# INPUT DATA:
● ● ●
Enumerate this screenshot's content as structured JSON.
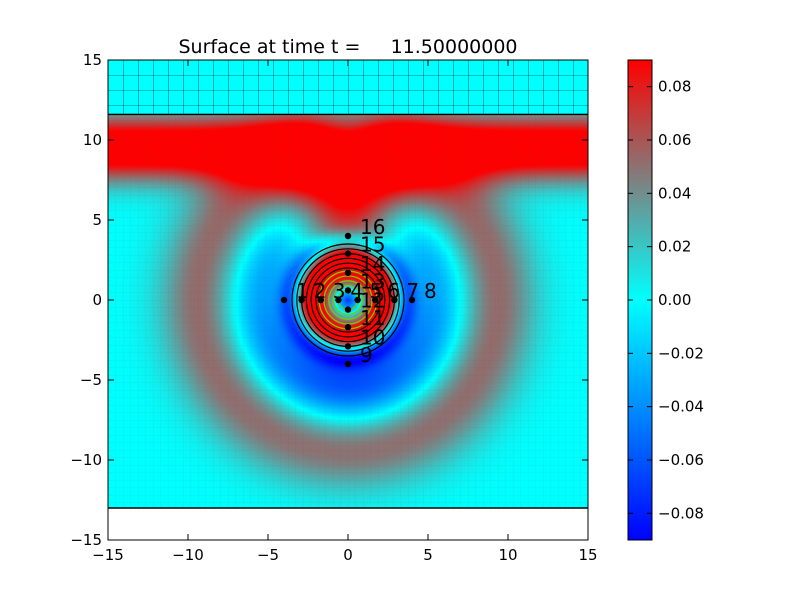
{
  "chart_data": {
    "type": "heatmap",
    "title": "Surface at time t =     11.50000000",
    "xlabel": "",
    "ylabel": "",
    "xlim": [
      -15,
      15
    ],
    "ylim": [
      -15,
      15
    ],
    "xticks": [
      -15,
      -10,
      -5,
      0,
      5,
      10,
      15
    ],
    "yticks": [
      -15,
      -10,
      -5,
      0,
      5,
      10,
      15
    ],
    "grid": "cell mesh overlay",
    "colormap": {
      "name": "blue-cyan-red",
      "stops": [
        "#0000ff",
        "#00ffff",
        "#ff0000"
      ],
      "range": [
        -0.09,
        0.09
      ]
    },
    "colorbar_ticks": [
      0.08,
      0.06,
      0.04,
      0.02,
      0.0,
      -0.02,
      -0.04,
      -0.06,
      -0.08
    ],
    "colorbar_tick_labels": [
      "0.08",
      "0.06",
      "0.04",
      "0.02",
      "0.00",
      "−0.02",
      "−0.04",
      "−0.06",
      "−0.08"
    ],
    "land_band": {
      "y_from": 11.6,
      "y_to": 15,
      "color": "#00ffff"
    },
    "shore_line_y": 11.6,
    "bottom_boundary_y": -13,
    "contours": {
      "center": [
        0,
        0
      ],
      "outer_radii": [
        2.0,
        2.3,
        2.6,
        2.9,
        3.2,
        3.5
      ],
      "inner_radii": [
        0.6,
        0.9,
        1.2,
        1.5,
        1.8
      ],
      "outer_color": "#000000",
      "inner_color": "#77cc00"
    },
    "gauges": [
      {
        "label": "1",
        "x": -4,
        "y": 0
      },
      {
        "label": "2",
        "x": -2.9,
        "y": 0
      },
      {
        "label": "3",
        "x": -1.7,
        "y": 0
      },
      {
        "label": "4",
        "x": -0.6,
        "y": 0
      },
      {
        "label": "5",
        "x": 0.6,
        "y": 0
      },
      {
        "label": "6",
        "x": 1.7,
        "y": 0
      },
      {
        "label": "7",
        "x": 2.9,
        "y": 0
      },
      {
        "label": "8",
        "x": 4,
        "y": 0
      },
      {
        "label": "9",
        "x": 0,
        "y": -4
      },
      {
        "label": "10",
        "x": 0,
        "y": -2.9
      },
      {
        "label": "11",
        "x": 0,
        "y": -1.7
      },
      {
        "label": "12",
        "x": 0,
        "y": -0.6
      },
      {
        "label": "13",
        "x": 0,
        "y": 0.6
      },
      {
        "label": "14",
        "x": 0,
        "y": 1.7
      },
      {
        "label": "15",
        "x": 0,
        "y": 2.9
      },
      {
        "label": "16",
        "x": 0,
        "y": 4
      }
    ]
  }
}
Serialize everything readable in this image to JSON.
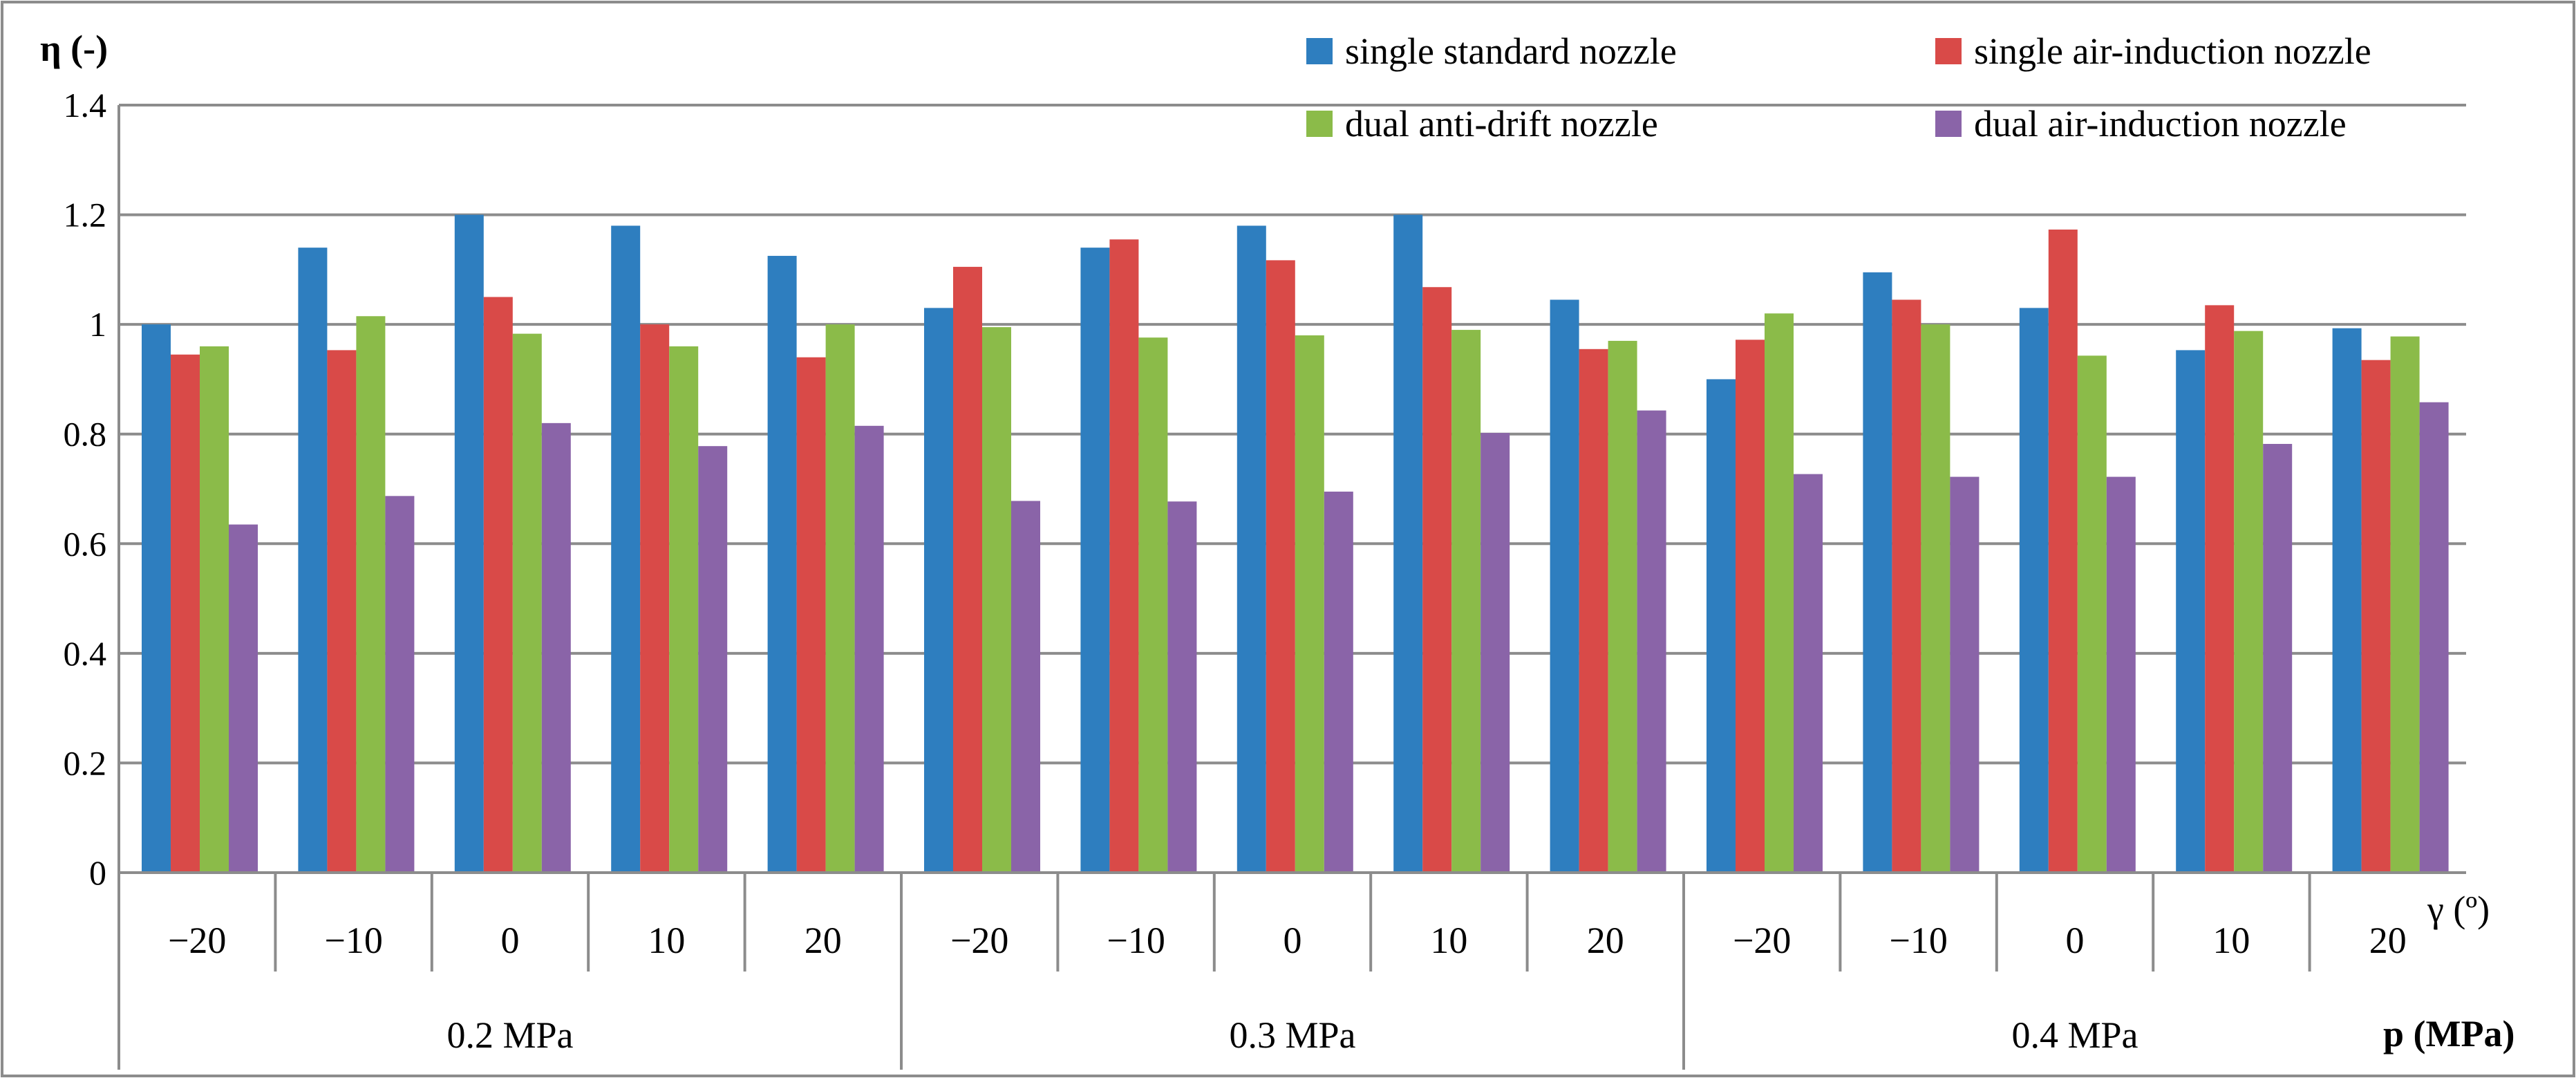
● ● ●
# WHAT IS BEING ASKED:
The listing above must be printed again exactly, minus its pictures.

# SOLVED EXERCISE:
Enumerate this screenshot's content as structured JSON.
{
  "chart_data": {
    "type": "heatmap",
    "title": "Surface at time t =     11.50000000",
    "xlabel": "",
    "ylabel": "",
    "xlim": [
      -15,
      15
    ],
    "ylim": [
      -15,
      15
    ],
    "xticks": [
      -15,
      -10,
      -5,
      0,
      5,
      10,
      15
    ],
    "yticks": [
      -15,
      -10,
      -5,
      0,
      5,
      10,
      15
    ],
    "grid": "cell mesh overlay",
    "colormap": {
      "name": "blue-cyan-red",
      "stops": [
        "#0000ff",
        "#00ffff",
        "#ff0000"
      ],
      "range": [
        -0.09,
        0.09
      ]
    },
    "colorbar_ticks": [
      0.08,
      0.06,
      0.04,
      0.02,
      0.0,
      -0.02,
      -0.04,
      -0.06,
      -0.08
    ],
    "colorbar_tick_labels": [
      "0.08",
      "0.06",
      "0.04",
      "0.02",
      "0.00",
      "−0.02",
      "−0.04",
      "−0.06",
      "−0.08"
    ],
    "land_band": {
      "y_from": 11.6,
      "y_to": 15,
      "color": "#00ffff"
    },
    "shore_line_y": 11.6,
    "bottom_boundary_y": -13,
    "contours": {
      "center": [
        0,
        0
      ],
      "outer_radii": [
        2.0,
        2.3,
        2.6,
        2.9,
        3.2,
        3.5
      ],
      "inner_radii": [
        0.6,
        0.9,
        1.2,
        1.5,
        1.8
      ],
      "outer_color": "#000000",
      "inner_color": "#77cc00"
    },
    "gauges": [
      {
        "label": "1",
        "x": -4,
        "y": 0
      },
      {
        "label": "2",
        "x": -2.9,
        "y": 0
      },
      {
        "label": "3",
        "x": -1.7,
        "y": 0
      },
      {
        "label": "4",
        "x": -0.6,
        "y": 0
      },
      {
        "label": "5",
        "x": 0.6,
        "y": 0
      },
      {
        "label": "6",
        "x": 1.7,
        "y": 0
      },
      {
        "label": "7",
        "x": 2.9,
        "y": 0
      },
      {
        "label": "8",
        "x": 4,
        "y": 0
      },
      {
        "label": "9",
        "x": 0,
        "y": -4
      },
      {
        "label": "10",
        "x": 0,
        "y": -2.9
      },
      {
        "label": "11",
        "x": 0,
        "y": -1.7
      },
      {
        "label": "12",
        "x": 0,
        "y": -0.6
      },
      {
        "label": "13",
        "x": 0,
        "y": 0.6
      },
      {
        "label": "14",
        "x": 0,
        "y": 1.7
      },
      {
        "label": "15",
        "x": 0,
        "y": 2.9
      },
      {
        "label": "16",
        "x": 0,
        "y": 4
      }
    ]
  }
}
Serialize everything readable in this image to JSON.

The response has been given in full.